## STATED TASK
Pull every line with the word "email" out of the entries below.

## EXTRACTED DATA
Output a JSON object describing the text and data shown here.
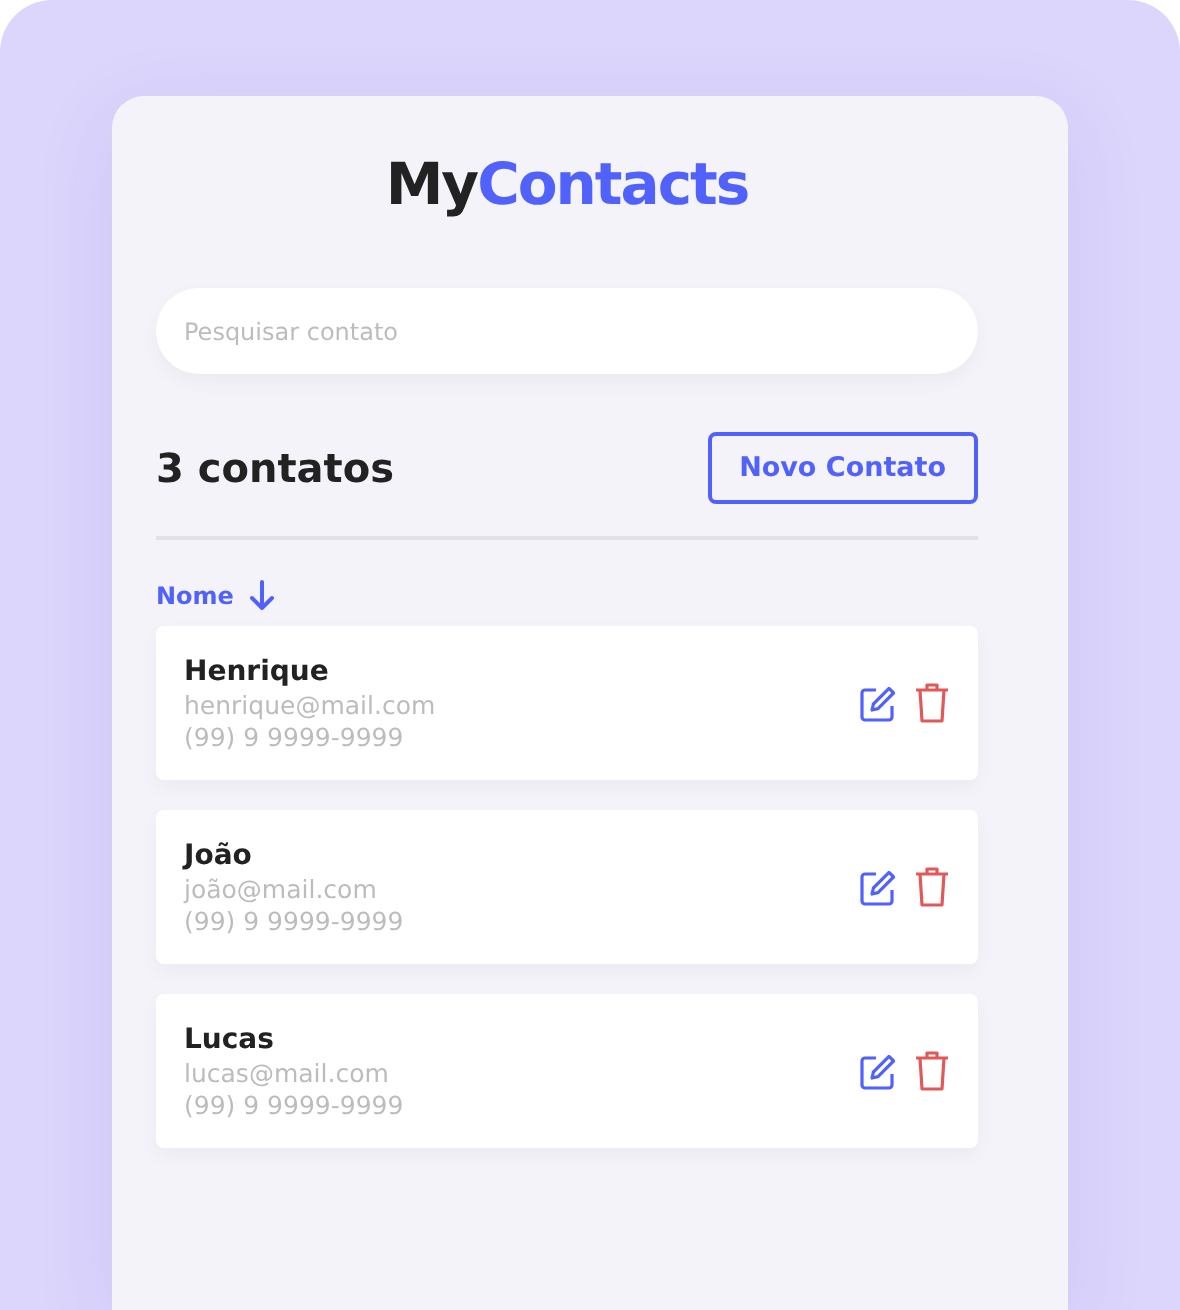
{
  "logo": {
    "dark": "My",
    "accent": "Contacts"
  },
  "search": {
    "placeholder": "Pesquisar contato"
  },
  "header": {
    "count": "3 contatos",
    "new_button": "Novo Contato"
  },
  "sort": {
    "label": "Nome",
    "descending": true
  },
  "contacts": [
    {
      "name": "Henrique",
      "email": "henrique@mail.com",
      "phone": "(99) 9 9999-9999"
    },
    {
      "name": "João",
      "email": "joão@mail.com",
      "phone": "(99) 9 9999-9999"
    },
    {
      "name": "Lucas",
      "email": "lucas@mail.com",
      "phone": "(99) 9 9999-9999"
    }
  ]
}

## RESPONSE FOR THIS EXERCISE
      "email": "henrique@mail.com",
      "email": "joão@mail.com",
      "email": "lucas@mail.com",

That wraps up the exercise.